Data extract =>
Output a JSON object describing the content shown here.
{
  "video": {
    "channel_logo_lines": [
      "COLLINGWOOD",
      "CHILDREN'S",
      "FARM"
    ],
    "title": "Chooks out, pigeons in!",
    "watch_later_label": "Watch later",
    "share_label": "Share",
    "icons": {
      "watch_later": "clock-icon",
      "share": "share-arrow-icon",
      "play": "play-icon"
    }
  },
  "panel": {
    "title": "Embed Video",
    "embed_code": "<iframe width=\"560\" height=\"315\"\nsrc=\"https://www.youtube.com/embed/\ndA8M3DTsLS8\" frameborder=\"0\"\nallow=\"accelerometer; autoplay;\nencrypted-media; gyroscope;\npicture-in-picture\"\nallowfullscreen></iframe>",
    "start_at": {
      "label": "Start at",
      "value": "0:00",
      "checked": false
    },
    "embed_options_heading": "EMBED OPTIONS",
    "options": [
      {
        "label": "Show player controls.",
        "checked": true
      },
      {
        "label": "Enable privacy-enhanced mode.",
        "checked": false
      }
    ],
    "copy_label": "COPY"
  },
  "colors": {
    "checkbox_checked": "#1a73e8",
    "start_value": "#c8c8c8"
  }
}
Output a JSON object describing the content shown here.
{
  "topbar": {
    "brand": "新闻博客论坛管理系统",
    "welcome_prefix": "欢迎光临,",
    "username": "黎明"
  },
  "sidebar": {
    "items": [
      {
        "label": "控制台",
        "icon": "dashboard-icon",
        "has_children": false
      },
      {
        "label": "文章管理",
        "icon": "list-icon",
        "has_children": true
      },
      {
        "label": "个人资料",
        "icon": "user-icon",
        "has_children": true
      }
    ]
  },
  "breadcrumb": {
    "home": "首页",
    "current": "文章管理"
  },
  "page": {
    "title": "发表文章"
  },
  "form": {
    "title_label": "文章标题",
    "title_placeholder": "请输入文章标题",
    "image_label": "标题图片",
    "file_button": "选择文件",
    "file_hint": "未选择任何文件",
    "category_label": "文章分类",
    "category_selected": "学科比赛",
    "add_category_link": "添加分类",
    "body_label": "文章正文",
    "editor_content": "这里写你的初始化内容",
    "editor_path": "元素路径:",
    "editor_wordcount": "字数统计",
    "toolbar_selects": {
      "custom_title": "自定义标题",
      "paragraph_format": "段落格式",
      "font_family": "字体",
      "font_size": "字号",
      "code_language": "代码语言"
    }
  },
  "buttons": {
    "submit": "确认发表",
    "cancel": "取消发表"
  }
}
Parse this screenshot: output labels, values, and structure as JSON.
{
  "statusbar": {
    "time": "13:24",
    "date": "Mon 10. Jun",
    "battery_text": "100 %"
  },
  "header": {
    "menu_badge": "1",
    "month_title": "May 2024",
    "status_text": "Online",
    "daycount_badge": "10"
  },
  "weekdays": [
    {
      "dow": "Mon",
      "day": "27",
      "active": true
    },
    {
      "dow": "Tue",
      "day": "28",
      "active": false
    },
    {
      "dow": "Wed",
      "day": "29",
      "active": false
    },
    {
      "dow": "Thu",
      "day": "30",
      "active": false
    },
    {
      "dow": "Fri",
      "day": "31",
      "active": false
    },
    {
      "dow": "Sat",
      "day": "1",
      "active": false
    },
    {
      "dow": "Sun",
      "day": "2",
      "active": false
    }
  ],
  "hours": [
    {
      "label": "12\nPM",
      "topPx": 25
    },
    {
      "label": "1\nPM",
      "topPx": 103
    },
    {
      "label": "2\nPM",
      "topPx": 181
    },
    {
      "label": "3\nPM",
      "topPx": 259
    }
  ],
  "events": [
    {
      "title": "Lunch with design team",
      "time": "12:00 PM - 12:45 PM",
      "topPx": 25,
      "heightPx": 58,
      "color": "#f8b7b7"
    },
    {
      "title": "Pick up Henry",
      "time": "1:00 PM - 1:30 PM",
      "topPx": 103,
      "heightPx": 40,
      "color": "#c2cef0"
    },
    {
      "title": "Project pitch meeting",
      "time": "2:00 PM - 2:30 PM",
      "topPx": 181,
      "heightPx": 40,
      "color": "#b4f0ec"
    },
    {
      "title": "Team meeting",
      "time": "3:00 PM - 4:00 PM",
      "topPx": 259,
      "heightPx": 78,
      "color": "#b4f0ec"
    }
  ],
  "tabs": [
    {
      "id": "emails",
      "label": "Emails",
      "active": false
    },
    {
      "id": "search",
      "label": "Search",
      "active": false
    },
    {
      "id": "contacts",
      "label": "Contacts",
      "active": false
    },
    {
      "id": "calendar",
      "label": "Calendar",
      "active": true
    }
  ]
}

Short task => Begin with the line that contains "Parse this screenshot: output" and end with the last line of the records; set down every line in that span exactly, and nothing else.

Final answer =>
Parse this screenshot: output labels, values, and structure as JSON.
{
  "statusbar": {
    "time": "13:24",
    "date": "Mon 10. Jun",
    "battery_text": "100 %"
  },
  "header": {
    "menu_badge": "1",
    "month_title": "May 2024",
    "status_text": "Online",
    "daycount_badge": "10"
  },
  "weekdays": [
    {
      "dow": "Mon",
      "day": "27",
      "active": true
    },
    {
      "dow": "Tue",
      "day": "28",
      "active": false
    },
    {
      "dow": "Wed",
      "day": "29",
      "active": false
    },
    {
      "dow": "Thu",
      "day": "30",
      "active": false
    },
    {
      "dow": "Fri",
      "day": "31",
      "active": false
    },
    {
      "dow": "Sat",
      "day": "1",
      "active": false
    },
    {
      "dow": "Sun",
      "day": "2",
      "active": false
    }
  ],
  "hours": [
    {
      "label": "12\nPM",
      "topPx": 25
    },
    {
      "label": "1\nPM",
      "topPx": 103
    },
    {
      "label": "2\nPM",
      "topPx": 181
    },
    {
      "label": "3\nPM",
      "topPx": 259
    }
  ],
  "events": [
    {
      "title": "Lunch with design team",
      "time": "12:00 PM - 12:45 PM",
      "topPx": 25,
      "heightPx": 58,
      "color": "#f8b7b7"
    },
    {
      "title": "Pick up Henry",
      "time": "1:00 PM - 1:30 PM",
      "topPx": 103,
      "heightPx": 40,
      "color": "#c2cef0"
    },
    {
      "title": "Project pitch meeting",
      "time": "2:00 PM - 2:30 PM",
      "topPx": 181,
      "heightPx": 40,
      "color": "#b4f0ec"
    },
    {
      "title": "Team meeting",
      "time": "3:00 PM - 4:00 PM",
      "topPx": 259,
      "heightPx": 78,
      "color": "#b4f0ec"
    }
  ],
  "tabs": [
    {
      "id": "emails",
      "label": "Emails",
      "active": false
    },
    {
      "id": "search",
      "label": "Search",
      "active": false
    },
    {
      "id": "contacts",
      "label": "Contacts",
      "active": false
    },
    {
      "id": "calendar",
      "label": "Calendar",
      "active": true
    }
  ]
}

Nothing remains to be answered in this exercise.